Dataset excerpt
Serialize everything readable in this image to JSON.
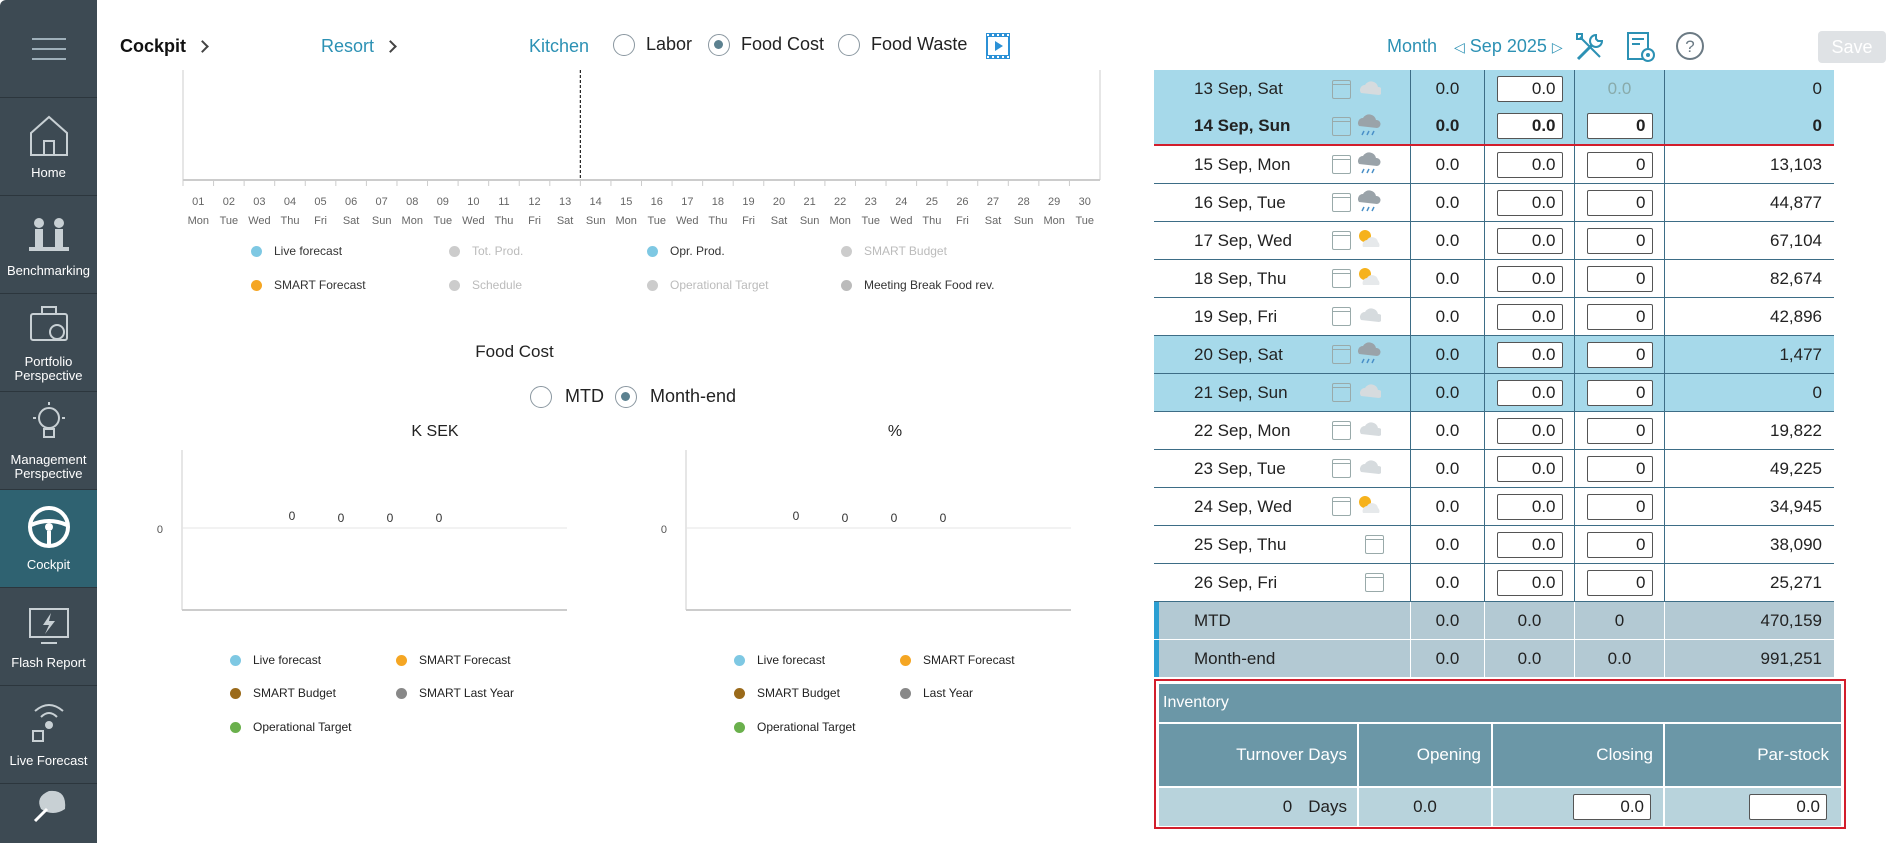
{
  "sidebar": {
    "items": [
      {
        "label": "Home",
        "icon": "home-icon"
      },
      {
        "label": "Benchmarking",
        "icon": "benchmarking-icon"
      },
      {
        "label": "Portfolio Perspective",
        "icon": "portfolio-icon"
      },
      {
        "label": "Management Perspective",
        "icon": "lightbulb-icon"
      },
      {
        "label": "Cockpit",
        "icon": "steering-wheel-icon",
        "active": true
      },
      {
        "label": "Flash Report",
        "icon": "flash-report-icon"
      },
      {
        "label": "Live Forecast",
        "icon": "live-forecast-icon"
      }
    ]
  },
  "topbar": {
    "crumb1": "Cockpit",
    "crumb2": "Resort",
    "crumb3": "Kitchen",
    "radios": [
      {
        "label": "Labor",
        "selected": false
      },
      {
        "label": "Food Cost",
        "selected": true
      },
      {
        "label": "Food Waste",
        "selected": false
      }
    ],
    "period": "Month",
    "month": "Sep 2025",
    "save_label": "Save"
  },
  "main_chart": {
    "days": [
      "01",
      "02",
      "03",
      "04",
      "05",
      "06",
      "07",
      "08",
      "09",
      "10",
      "11",
      "12",
      "13",
      "14",
      "15",
      "16",
      "17",
      "18",
      "19",
      "20",
      "21",
      "22",
      "23",
      "24",
      "25",
      "26",
      "27",
      "28",
      "29",
      "30"
    ],
    "weekdays": [
      "Mon",
      "Tue",
      "Wed",
      "Thu",
      "Fri",
      "Sat",
      "Sun",
      "Mon",
      "Tue",
      "Wed",
      "Thu",
      "Fri",
      "Sat",
      "Sun",
      "Mon",
      "Tue",
      "Wed",
      "Thu",
      "Fri",
      "Sat",
      "Sun",
      "Mon",
      "Tue",
      "Wed",
      "Thu",
      "Fri",
      "Sat",
      "Sun",
      "Mon",
      "Tue"
    ],
    "legend": [
      {
        "label": "Live forecast",
        "color": "#7ec8e3",
        "dim": false
      },
      {
        "label": "Tot. Prod.",
        "color": "#cccccc",
        "dim": true
      },
      {
        "label": "Opr. Prod.",
        "color": "#7ec8e3",
        "dim": false
      },
      {
        "label": "SMART Budget",
        "color": "#cccccc",
        "dim": true
      },
      {
        "label": "SMART Forecast",
        "color": "#f5a623",
        "dim": false
      },
      {
        "label": "Schedule",
        "color": "#cccccc",
        "dim": true
      },
      {
        "label": "Operational Target",
        "color": "#cccccc",
        "dim": true
      },
      {
        "label": "Meeting Break Food rev.",
        "color": "#bbbbbb",
        "dim": false
      }
    ]
  },
  "food_cost": {
    "title": "Food Cost",
    "radios": [
      {
        "label": "MTD",
        "selected": false
      },
      {
        "label": "Month-end",
        "selected": true
      }
    ]
  },
  "chart_data": [
    {
      "type": "bar",
      "title": "K SEK",
      "values": [
        0,
        0,
        0,
        0
      ],
      "ytick": "0",
      "series": [
        {
          "name": "Live forecast",
          "color": "#7ec8e3"
        },
        {
          "name": "SMART Forecast",
          "color": "#f5a623"
        },
        {
          "name": "SMART Budget",
          "color": "#9a6a1a"
        },
        {
          "name": "SMART Last Year",
          "color": "#888888"
        },
        {
          "name": "Operational Target",
          "color": "#6ab04c"
        }
      ]
    },
    {
      "type": "bar",
      "title": "%",
      "values": [
        0,
        0,
        0,
        0
      ],
      "ytick": "0",
      "series": [
        {
          "name": "Live forecast",
          "color": "#7ec8e3"
        },
        {
          "name": "SMART Forecast",
          "color": "#f5a623"
        },
        {
          "name": "SMART Budget",
          "color": "#9a6a1a"
        },
        {
          "name": "Last Year",
          "color": "#888888"
        },
        {
          "name": "Operational Target",
          "color": "#6ab04c"
        }
      ]
    }
  ],
  "day_table": {
    "rows": [
      {
        "date": "13 Sep, Sat",
        "weather": "cloud",
        "v1": "0.0",
        "in1": "0.0",
        "in2": "0.0",
        "v4": "0",
        "hl": true,
        "today": false,
        "in2_static": true
      },
      {
        "date": "14 Sep, Sun",
        "weather": "rain",
        "v1": "0.0",
        "in1": "0.0",
        "in2": "0",
        "v4": "0",
        "hl": true,
        "today": true
      },
      {
        "date": "15 Sep, Mon",
        "weather": "rain",
        "v1": "0.0",
        "in1": "0.0",
        "in2": "0",
        "v4": "13,103"
      },
      {
        "date": "16 Sep, Tue",
        "weather": "rain",
        "v1": "0.0",
        "in1": "0.0",
        "in2": "0",
        "v4": "44,877"
      },
      {
        "date": "17 Sep, Wed",
        "weather": "sun-cloud",
        "v1": "0.0",
        "in1": "0.0",
        "in2": "0",
        "v4": "67,104"
      },
      {
        "date": "18 Sep, Thu",
        "weather": "sun-cloud",
        "v1": "0.0",
        "in1": "0.0",
        "in2": "0",
        "v4": "82,674"
      },
      {
        "date": "19 Sep, Fri",
        "weather": "cloud",
        "v1": "0.0",
        "in1": "0.0",
        "in2": "0",
        "v4": "42,896"
      },
      {
        "date": "20 Sep, Sat",
        "weather": "rain",
        "v1": "0.0",
        "in1": "0.0",
        "in2": "0",
        "v4": "1,477",
        "hl": true
      },
      {
        "date": "21 Sep, Sun",
        "weather": "cloud",
        "v1": "0.0",
        "in1": "0.0",
        "in2": "0",
        "v4": "0",
        "hl": true
      },
      {
        "date": "22 Sep, Mon",
        "weather": "cloud",
        "v1": "0.0",
        "in1": "0.0",
        "in2": "0",
        "v4": "19,822"
      },
      {
        "date": "23 Sep, Tue",
        "weather": "cloud",
        "v1": "0.0",
        "in1": "0.0",
        "in2": "0",
        "v4": "49,225"
      },
      {
        "date": "24 Sep, Wed",
        "weather": "sun-cloud",
        "v1": "0.0",
        "in1": "0.0",
        "in2": "0",
        "v4": "34,945"
      },
      {
        "date": "25 Sep, Thu",
        "weather": "",
        "v1": "0.0",
        "in1": "0.0",
        "in2": "0",
        "v4": "38,090"
      },
      {
        "date": "26 Sep, Fri",
        "weather": "",
        "v1": "0.0",
        "in1": "0.0",
        "in2": "0",
        "v4": "25,271"
      }
    ],
    "summary": [
      {
        "label": "MTD",
        "v1": "0.0",
        "v2": "0.0",
        "v3": "0",
        "v4": "470,159"
      },
      {
        "label": "Month-end",
        "v1": "0.0",
        "v2": "0.0",
        "v3": "0.0",
        "v4": "991,251"
      }
    ]
  },
  "inventory": {
    "title": "Inventory",
    "cols": [
      "Turnover Days",
      "Opening",
      "Closing",
      "Par-stock"
    ],
    "turnover_value": "0",
    "turnover_unit": "Days",
    "opening": "0.0",
    "closing": "0.0",
    "par_stock": "0.0"
  }
}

— DESCRIPTION OF THE TASK —
Above are the records; reproduce them exactly and leave out the pictures.

— TASK ANSWER —
Serialize everything readable in this image to JSON.
{
  "sidebar": {
    "items": [
      {
        "label": "Home",
        "icon": "home-icon"
      },
      {
        "label": "Benchmarking",
        "icon": "benchmarking-icon"
      },
      {
        "label": "Portfolio Perspective",
        "icon": "portfolio-icon"
      },
      {
        "label": "Management Perspective",
        "icon": "lightbulb-icon"
      },
      {
        "label": "Cockpit",
        "icon": "steering-wheel-icon",
        "active": true
      },
      {
        "label": "Flash Report",
        "icon": "flash-report-icon"
      },
      {
        "label": "Live Forecast",
        "icon": "live-forecast-icon"
      }
    ]
  },
  "topbar": {
    "crumb1": "Cockpit",
    "crumb2": "Resort",
    "crumb3": "Kitchen",
    "radios": [
      {
        "label": "Labor",
        "selected": false
      },
      {
        "label": "Food Cost",
        "selected": true
      },
      {
        "label": "Food Waste",
        "selected": false
      }
    ],
    "period": "Month",
    "month": "Sep 2025",
    "save_label": "Save"
  },
  "main_chart": {
    "days": [
      "01",
      "02",
      "03",
      "04",
      "05",
      "06",
      "07",
      "08",
      "09",
      "10",
      "11",
      "12",
      "13",
      "14",
      "15",
      "16",
      "17",
      "18",
      "19",
      "20",
      "21",
      "22",
      "23",
      "24",
      "25",
      "26",
      "27",
      "28",
      "29",
      "30"
    ],
    "weekdays": [
      "Mon",
      "Tue",
      "Wed",
      "Thu",
      "Fri",
      "Sat",
      "Sun",
      "Mon",
      "Tue",
      "Wed",
      "Thu",
      "Fri",
      "Sat",
      "Sun",
      "Mon",
      "Tue",
      "Wed",
      "Thu",
      "Fri",
      "Sat",
      "Sun",
      "Mon",
      "Tue",
      "Wed",
      "Thu",
      "Fri",
      "Sat",
      "Sun",
      "Mon",
      "Tue"
    ],
    "legend": [
      {
        "label": "Live forecast",
        "color": "#7ec8e3",
        "dim": false
      },
      {
        "label": "Tot. Prod.",
        "color": "#cccccc",
        "dim": true
      },
      {
        "label": "Opr. Prod.",
        "color": "#7ec8e3",
        "dim": false
      },
      {
        "label": "SMART Budget",
        "color": "#cccccc",
        "dim": true
      },
      {
        "label": "SMART Forecast",
        "color": "#f5a623",
        "dim": false
      },
      {
        "label": "Schedule",
        "color": "#cccccc",
        "dim": true
      },
      {
        "label": "Operational Target",
        "color": "#cccccc",
        "dim": true
      },
      {
        "label": "Meeting Break Food rev.",
        "color": "#bbbbbb",
        "dim": false
      }
    ]
  },
  "food_cost": {
    "title": "Food Cost",
    "radios": [
      {
        "label": "MTD",
        "selected": false
      },
      {
        "label": "Month-end",
        "selected": true
      }
    ]
  },
  "chart_data": [
    {
      "type": "bar",
      "title": "K SEK",
      "values": [
        0,
        0,
        0,
        0
      ],
      "ytick": "0",
      "series": [
        {
          "name": "Live forecast",
          "color": "#7ec8e3"
        },
        {
          "name": "SMART Forecast",
          "color": "#f5a623"
        },
        {
          "name": "SMART Budget",
          "color": "#9a6a1a"
        },
        {
          "name": "SMART Last Year",
          "color": "#888888"
        },
        {
          "name": "Operational Target",
          "color": "#6ab04c"
        }
      ]
    },
    {
      "type": "bar",
      "title": "%",
      "values": [
        0,
        0,
        0,
        0
      ],
      "ytick": "0",
      "series": [
        {
          "name": "Live forecast",
          "color": "#7ec8e3"
        },
        {
          "name": "SMART Forecast",
          "color": "#f5a623"
        },
        {
          "name": "SMART Budget",
          "color": "#9a6a1a"
        },
        {
          "name": "Last Year",
          "color": "#888888"
        },
        {
          "name": "Operational Target",
          "color": "#6ab04c"
        }
      ]
    }
  ],
  "day_table": {
    "rows": [
      {
        "date": "13 Sep, Sat",
        "weather": "cloud",
        "v1": "0.0",
        "in1": "0.0",
        "in2": "0.0",
        "v4": "0",
        "hl": true,
        "today": false,
        "in2_static": true
      },
      {
        "date": "14 Sep, Sun",
        "weather": "rain",
        "v1": "0.0",
        "in1": "0.0",
        "in2": "0",
        "v4": "0",
        "hl": true,
        "today": true
      },
      {
        "date": "15 Sep, Mon",
        "weather": "rain",
        "v1": "0.0",
        "in1": "0.0",
        "in2": "0",
        "v4": "13,103"
      },
      {
        "date": "16 Sep, Tue",
        "weather": "rain",
        "v1": "0.0",
        "in1": "0.0",
        "in2": "0",
        "v4": "44,877"
      },
      {
        "date": "17 Sep, Wed",
        "weather": "sun-cloud",
        "v1": "0.0",
        "in1": "0.0",
        "in2": "0",
        "v4": "67,104"
      },
      {
        "date": "18 Sep, Thu",
        "weather": "sun-cloud",
        "v1": "0.0",
        "in1": "0.0",
        "in2": "0",
        "v4": "82,674"
      },
      {
        "date": "19 Sep, Fri",
        "weather": "cloud",
        "v1": "0.0",
        "in1": "0.0",
        "in2": "0",
        "v4": "42,896"
      },
      {
        "date": "20 Sep, Sat",
        "weather": "rain",
        "v1": "0.0",
        "in1": "0.0",
        "in2": "0",
        "v4": "1,477",
        "hl": true
      },
      {
        "date": "21 Sep, Sun",
        "weather": "cloud",
        "v1": "0.0",
        "in1": "0.0",
        "in2": "0",
        "v4": "0",
        "hl": true
      },
      {
        "date": "22 Sep, Mon",
        "weather": "cloud",
        "v1": "0.0",
        "in1": "0.0",
        "in2": "0",
        "v4": "19,822"
      },
      {
        "date": "23 Sep, Tue",
        "weather": "cloud",
        "v1": "0.0",
        "in1": "0.0",
        "in2": "0",
        "v4": "49,225"
      },
      {
        "date": "24 Sep, Wed",
        "weather": "sun-cloud",
        "v1": "0.0",
        "in1": "0.0",
        "in2": "0",
        "v4": "34,945"
      },
      {
        "date": "25 Sep, Thu",
        "weather": "",
        "v1": "0.0",
        "in1": "0.0",
        "in2": "0",
        "v4": "38,090"
      },
      {
        "date": "26 Sep, Fri",
        "weather": "",
        "v1": "0.0",
        "in1": "0.0",
        "in2": "0",
        "v4": "25,271"
      }
    ],
    "summary": [
      {
        "label": "MTD",
        "v1": "0.0",
        "v2": "0.0",
        "v3": "0",
        "v4": "470,159"
      },
      {
        "label": "Month-end",
        "v1": "0.0",
        "v2": "0.0",
        "v3": "0.0",
        "v4": "991,251"
      }
    ]
  },
  "inventory": {
    "title": "Inventory",
    "cols": [
      "Turnover Days",
      "Opening",
      "Closing",
      "Par-stock"
    ],
    "turnover_value": "0",
    "turnover_unit": "Days",
    "opening": "0.0",
    "closing": "0.0",
    "par_stock": "0.0"
  }
}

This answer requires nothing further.